What to do
In the provided text, which museum did the writer visit with their niece and nephew?

Provided text
* BEGIN *

Anyway, I was on a train to London Bridge yesterday and a bloke got on with his daughter, perhaps about three, and the conversation went like this:
Dad: Let’s play the animal guessing game. I’m thinking of an animal.
Kid: Is it a triceratops?
D: No.
K: Does it live in a jungle?
D: No.
K: Does it live on a farm?
D: Yes.
K: What colour is it?
D: Well they come in many colours, but the one I’m thinking of is black and white.
K: Is it zebras?
This was entertaining enough for me on my morning commute. I’ll hold my hands up and admit it’s not a routine that’s quite ready for Night at the Apollo just yet, but still.
Reminds me. I was walking home down my street the other week, and coming towards me was a little girl on a scooter, leading (I presume) her grandparents. As she got to me she said “Whose daddy are YOU?”
Less funny and more “heartwarmingly endearing” but I took my wee niece and nephew to the Natural History Museum a few weeks back and watching my nephew’s little cogs turning when he asked questions about what he was seeing was too adorable for words.
First of all he said to me on the train there “Why is a dead whale called a skeleton?” and I explained to him that skeletons are just what we call the bones that are inside animals and us and that and watching him process that as we went round looking at the other stuff with him asking “Is that dead then?” and “So that skeleton was a bird (or whatever) before it died?” and him repeating that for every thing we saw for about twenty minutes before it finally clicked and he’d then start telling me “that’s a skeleton, it’s from a horse (or whatever) that died”. It was so lovely to see him visibly coming to an understanding about a thing. I love kids, they are the best.

* END *

Source excerpt
* BEGIN *

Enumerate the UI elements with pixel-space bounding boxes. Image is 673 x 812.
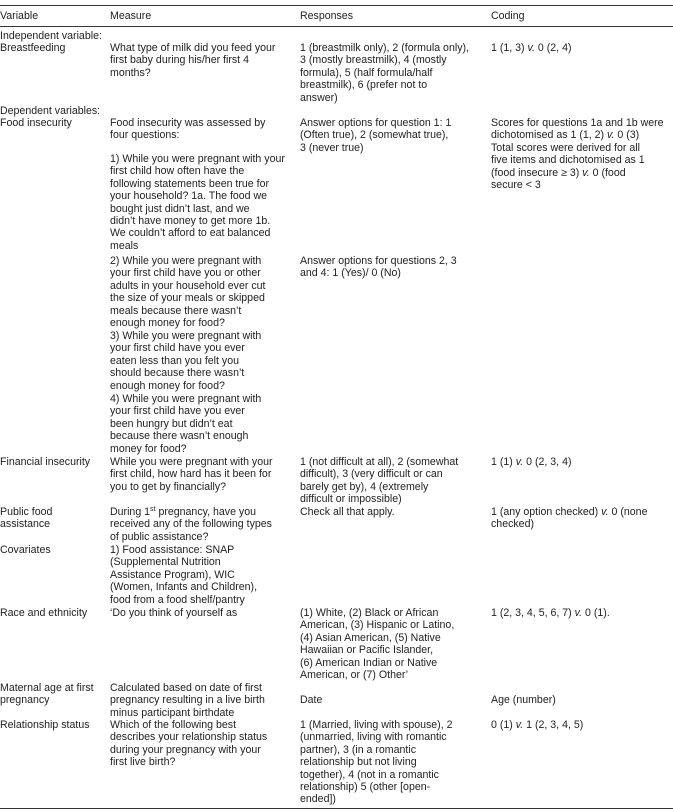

* END *

Task solution
The Natural History Museum.